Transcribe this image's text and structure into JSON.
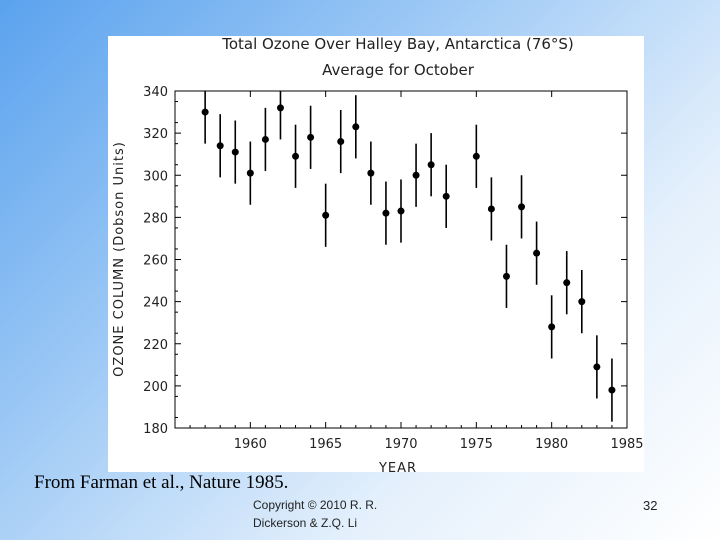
{
  "slide": {
    "citation": "From Farman et al., Nature 1985.",
    "copyright_line1": "Copyright © 2010  R. R.",
    "copyright_line2": "Dickerson & Z.Q. Li",
    "slide_number": "32"
  },
  "chart_data": {
    "type": "scatter",
    "title": "Total Ozone Over Halley Bay, Antarctica (76°S)",
    "subtitle": "Average for October",
    "xlabel": "YEAR",
    "ylabel": "OZONE COLUMN (Dobson Units)",
    "xlim": [
      1955,
      1985
    ],
    "ylim": [
      180,
      340
    ],
    "xticks": [
      1960,
      1965,
      1970,
      1975,
      1980,
      1985
    ],
    "yticks": [
      180,
      200,
      220,
      240,
      260,
      280,
      300,
      320,
      340
    ],
    "grid": false,
    "points": [
      {
        "x": 1957,
        "y": 330,
        "err": 15
      },
      {
        "x": 1958,
        "y": 314,
        "err": 15
      },
      {
        "x": 1959,
        "y": 311,
        "err": 15
      },
      {
        "x": 1960,
        "y": 301,
        "err": 15
      },
      {
        "x": 1961,
        "y": 317,
        "err": 15
      },
      {
        "x": 1962,
        "y": 332,
        "err": 15
      },
      {
        "x": 1963,
        "y": 309,
        "err": 15
      },
      {
        "x": 1964,
        "y": 318,
        "err": 15
      },
      {
        "x": 1965,
        "y": 281,
        "err": 15
      },
      {
        "x": 1966,
        "y": 316,
        "err": 15
      },
      {
        "x": 1967,
        "y": 323,
        "err": 15
      },
      {
        "x": 1968,
        "y": 301,
        "err": 15
      },
      {
        "x": 1969,
        "y": 282,
        "err": 15
      },
      {
        "x": 1970,
        "y": 283,
        "err": 15
      },
      {
        "x": 1971,
        "y": 300,
        "err": 15
      },
      {
        "x": 1972,
        "y": 305,
        "err": 15
      },
      {
        "x": 1973,
        "y": 290,
        "err": 15
      },
      {
        "x": 1975,
        "y": 309,
        "err": 15
      },
      {
        "x": 1976,
        "y": 284,
        "err": 15
      },
      {
        "x": 1977,
        "y": 252,
        "err": 15
      },
      {
        "x": 1978,
        "y": 285,
        "err": 15
      },
      {
        "x": 1979,
        "y": 263,
        "err": 15
      },
      {
        "x": 1980,
        "y": 228,
        "err": 15
      },
      {
        "x": 1981,
        "y": 249,
        "err": 15
      },
      {
        "x": 1982,
        "y": 240,
        "err": 15
      },
      {
        "x": 1983,
        "y": 209,
        "err": 15
      },
      {
        "x": 1984,
        "y": 198,
        "err": 15
      }
    ]
  }
}
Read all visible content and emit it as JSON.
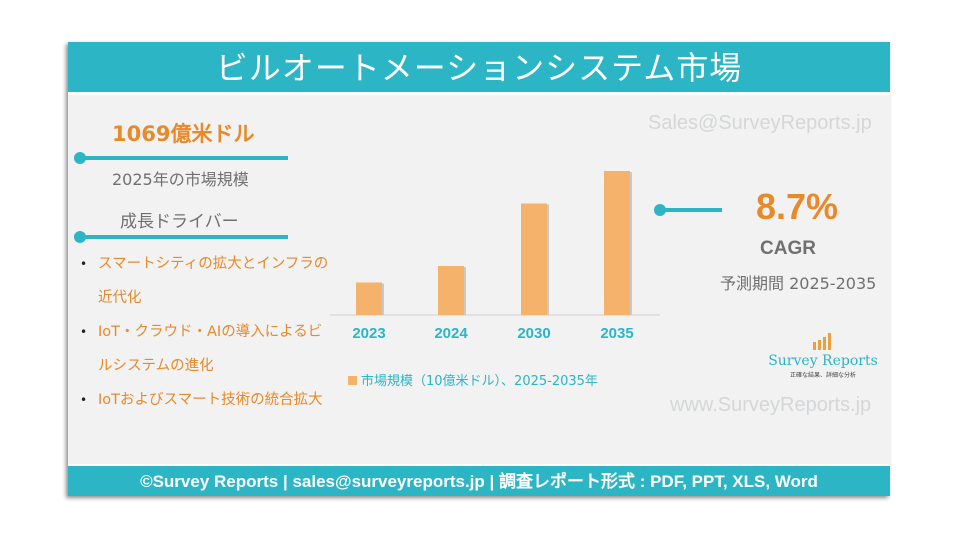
{
  "title": "ビルオートメーションシステム市場",
  "watermark_top": "Sales@SurveyReports.jp",
  "watermark_bottom": "www.SurveyReports.jp",
  "market_size": {
    "value": "1069億米ドル",
    "label": "2025年の市場規模"
  },
  "drivers": {
    "heading": "成長ドライバー",
    "items": [
      "スマートシティの拡大とインフラの近代化",
      "IoT・クラウド・AIの導入によるビルシステムの進化",
      "IoTおよびスマート技術の統合拡大"
    ]
  },
  "cagr": {
    "value": "8.7%",
    "label": "CAGR",
    "period": "予測期間 2025-2035"
  },
  "logo": {
    "name": "Survey Reports",
    "tagline": "正確な結果、詳細な分析"
  },
  "colors": {
    "accent": "#2bb5c5",
    "orange": "#e8892a",
    "bar": "#f5b26b"
  },
  "chart_data": {
    "type": "bar",
    "categories": [
      "2023",
      "2024",
      "2030",
      "2035"
    ],
    "values": [
      65,
      98,
      223,
      288
    ],
    "legend": "市場規模（10億米ドル）、2025-2035年",
    "ylim": [
      0,
      300
    ],
    "grid": false,
    "legend_placement": "bottom"
  },
  "footer": "©Survey Reports | sales@surveyreports.jp | 調査レポート形式 : PDF, PPT, XLS, Word"
}
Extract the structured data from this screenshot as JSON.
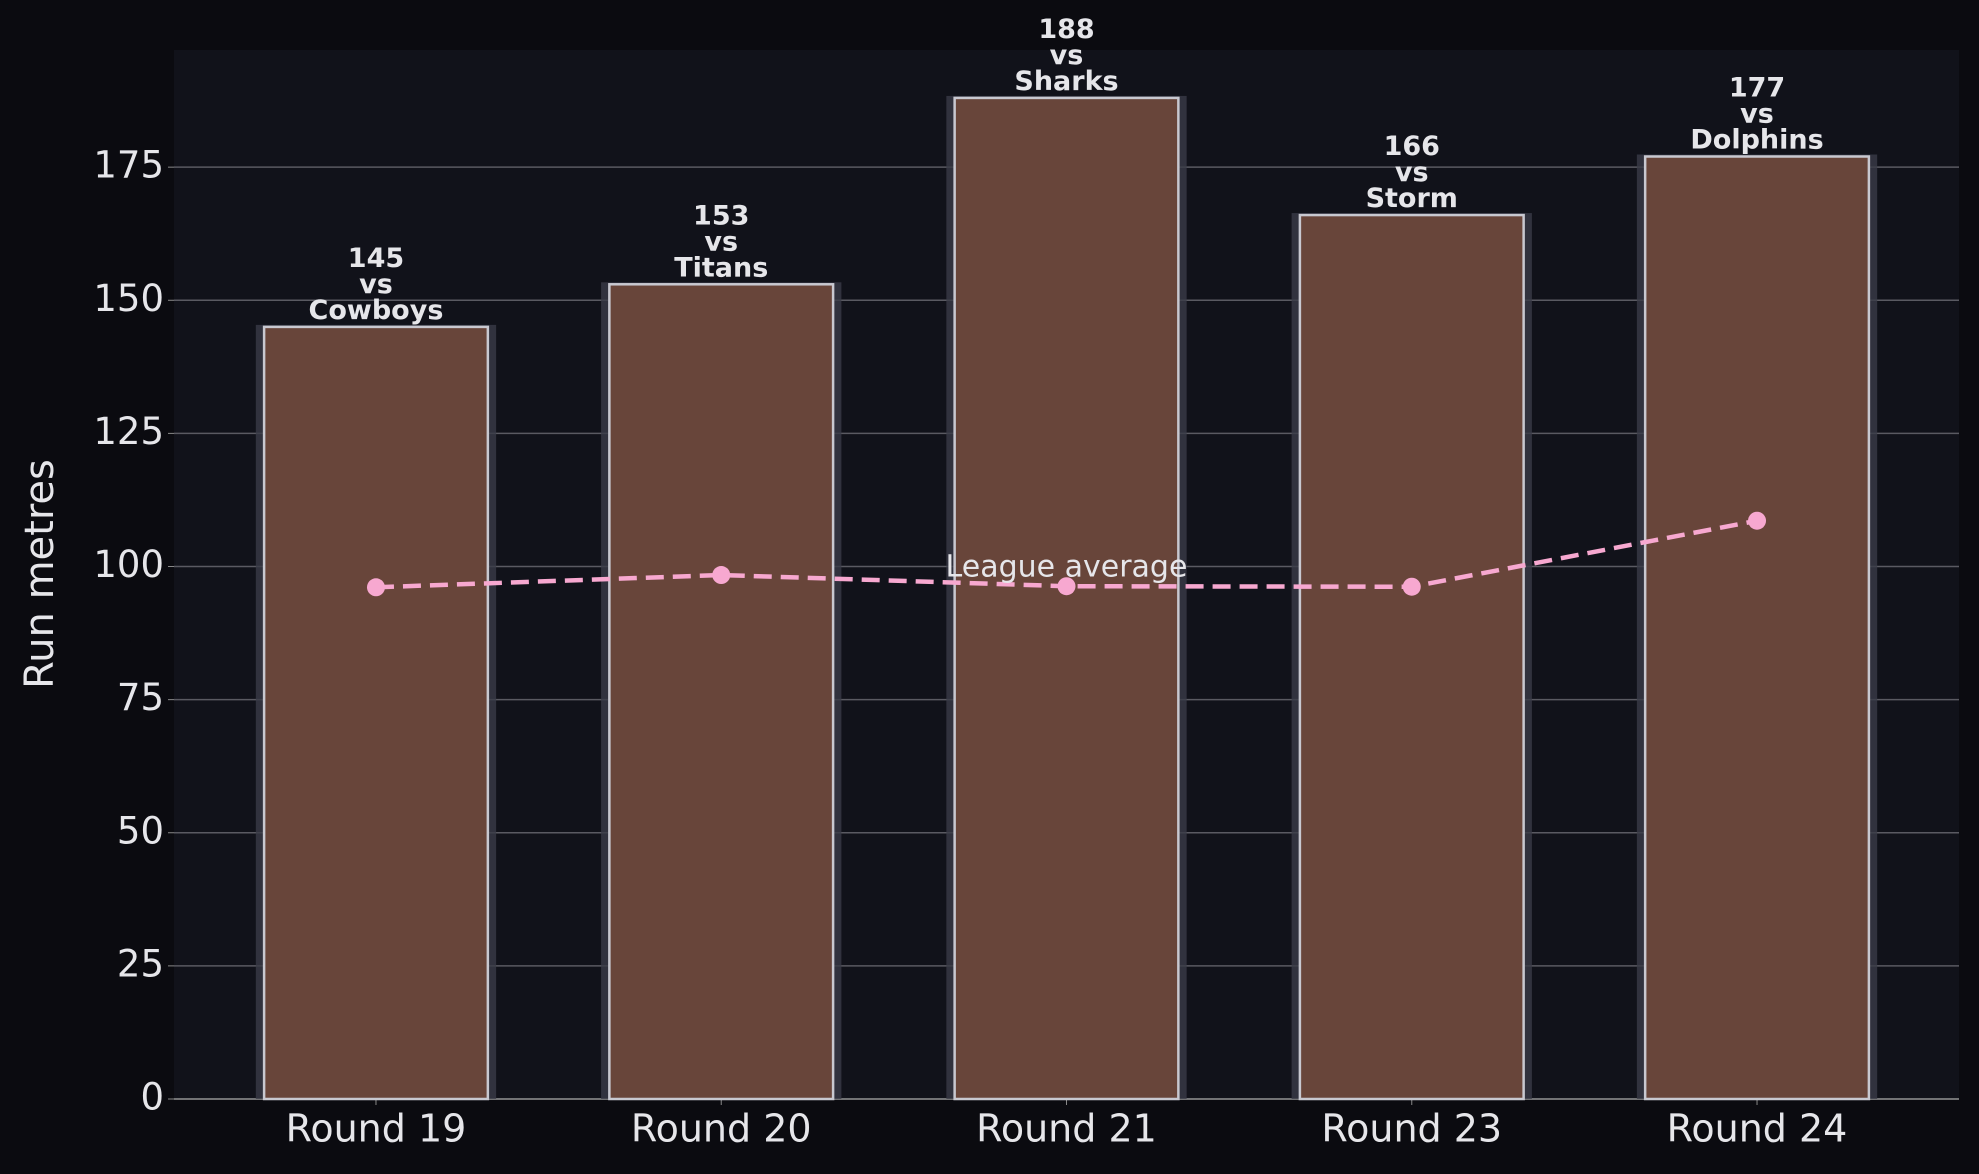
{
  "chart_data": {
    "type": "bar",
    "y_label": "Run metres",
    "categories": [
      "Round 19",
      "Round 20",
      "Round 21",
      "Round 23",
      "Round 24"
    ],
    "values": [
      145,
      153,
      188,
      166,
      177
    ],
    "value_labels": [
      "145\nvs\nCowboys",
      "153\nvs\nTitans",
      "188\nvs\nSharks",
      "166\nvs\nStorm",
      "177\nvs\nDolphins"
    ],
    "color": "#68453a",
    "edge_color": "#c8c8d0",
    "line": {
      "name": "League average",
      "color": "#f7a8d0",
      "values": [
        96.1,
        98.4,
        96.3,
        96.2,
        108.6
      ]
    },
    "ylim": [
      0,
      197
    ],
    "yticks": [
      0,
      25,
      50,
      75,
      100,
      125,
      150,
      175
    ],
    "grid": true
  }
}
----
● Written exercise:
Every entry must be transcribed exactly. Pictures do not belong in the copy.

● Correct response:
Transcribe this image's text and structure into JSON.
{
  "slide": {
    "citation": "From Farman et al., Nature 1985.",
    "copyright_line1": "Copyright © 2010  R. R.",
    "copyright_line2": "Dickerson & Z.Q. Li",
    "slide_number": "32"
  },
  "chart_data": {
    "type": "scatter",
    "title": "Total Ozone Over Halley Bay, Antarctica (76°S)",
    "subtitle": "Average for October",
    "xlabel": "YEAR",
    "ylabel": "OZONE COLUMN (Dobson Units)",
    "xlim": [
      1955,
      1985
    ],
    "ylim": [
      180,
      340
    ],
    "xticks": [
      1960,
      1965,
      1970,
      1975,
      1980,
      1985
    ],
    "yticks": [
      180,
      200,
      220,
      240,
      260,
      280,
      300,
      320,
      340
    ],
    "grid": false,
    "points": [
      {
        "x": 1957,
        "y": 330,
        "err": 15
      },
      {
        "x": 1958,
        "y": 314,
        "err": 15
      },
      {
        "x": 1959,
        "y": 311,
        "err": 15
      },
      {
        "x": 1960,
        "y": 301,
        "err": 15
      },
      {
        "x": 1961,
        "y": 317,
        "err": 15
      },
      {
        "x": 1962,
        "y": 332,
        "err": 15
      },
      {
        "x": 1963,
        "y": 309,
        "err": 15
      },
      {
        "x": 1964,
        "y": 318,
        "err": 15
      },
      {
        "x": 1965,
        "y": 281,
        "err": 15
      },
      {
        "x": 1966,
        "y": 316,
        "err": 15
      },
      {
        "x": 1967,
        "y": 323,
        "err": 15
      },
      {
        "x": 1968,
        "y": 301,
        "err": 15
      },
      {
        "x": 1969,
        "y": 282,
        "err": 15
      },
      {
        "x": 1970,
        "y": 283,
        "err": 15
      },
      {
        "x": 1971,
        "y": 300,
        "err": 15
      },
      {
        "x": 1972,
        "y": 305,
        "err": 15
      },
      {
        "x": 1973,
        "y": 290,
        "err": 15
      },
      {
        "x": 1975,
        "y": 309,
        "err": 15
      },
      {
        "x": 1976,
        "y": 284,
        "err": 15
      },
      {
        "x": 1977,
        "y": 252,
        "err": 15
      },
      {
        "x": 1978,
        "y": 285,
        "err": 15
      },
      {
        "x": 1979,
        "y": 263,
        "err": 15
      },
      {
        "x": 1980,
        "y": 228,
        "err": 15
      },
      {
        "x": 1981,
        "y": 249,
        "err": 15
      },
      {
        "x": 1982,
        "y": 240,
        "err": 15
      },
      {
        "x": 1983,
        "y": 209,
        "err": 15
      },
      {
        "x": 1984,
        "y": 198,
        "err": 15
      }
    ]
  }
}
Read all visible content and emit it as JSON.
{
  "title": "ビルオートメーションシステム市場",
  "watermark_top": "Sales@SurveyReports.jp",
  "watermark_bottom": "www.SurveyReports.jp",
  "market_size": {
    "value": "1069億米ドル",
    "label": "2025年の市場規模"
  },
  "drivers": {
    "heading": "成長ドライバー",
    "items": [
      "スマートシティの拡大とインフラの近代化",
      "IoT・クラウド・AIの導入によるビルシステムの進化",
      "IoTおよびスマート技術の統合拡大"
    ]
  },
  "cagr": {
    "value": "8.7%",
    "label": "CAGR",
    "period": "予測期間 2025-2035"
  },
  "logo": {
    "name": "Survey Reports",
    "tagline": "正確な結果、詳細な分析"
  },
  "colors": {
    "accent": "#2bb5c5",
    "orange": "#e8892a",
    "bar": "#f5b26b"
  },
  "chart_data": {
    "type": "bar",
    "categories": [
      "2023",
      "2024",
      "2030",
      "2035"
    ],
    "values": [
      65,
      98,
      223,
      288
    ],
    "legend": "市場規模（10億米ドル）、2025-2035年",
    "ylim": [
      0,
      300
    ],
    "grid": false,
    "legend_placement": "bottom"
  },
  "footer": "©Survey Reports | sales@surveyreports.jp | 調査レポート形式 : PDF, PPT, XLS, Word"
}
Extract the structured data from this screenshot as JSON.
{
  "chart_data": {
    "type": "bar",
    "y_label": "Run metres",
    "categories": [
      "Round 19",
      "Round 20",
      "Round 21",
      "Round 23",
      "Round 24"
    ],
    "values": [
      145,
      153,
      188,
      166,
      177
    ],
    "value_labels": [
      "145\nvs\nCowboys",
      "153\nvs\nTitans",
      "188\nvs\nSharks",
      "166\nvs\nStorm",
      "177\nvs\nDolphins"
    ],
    "color": "#68453a",
    "edge_color": "#c8c8d0",
    "line": {
      "name": "League average",
      "color": "#f7a8d0",
      "values": [
        96.1,
        98.4,
        96.3,
        96.2,
        108.6
      ]
    },
    "ylim": [
      0,
      197
    ],
    "yticks": [
      0,
      25,
      50,
      75,
      100,
      125,
      150,
      175
    ],
    "grid": true
  }
}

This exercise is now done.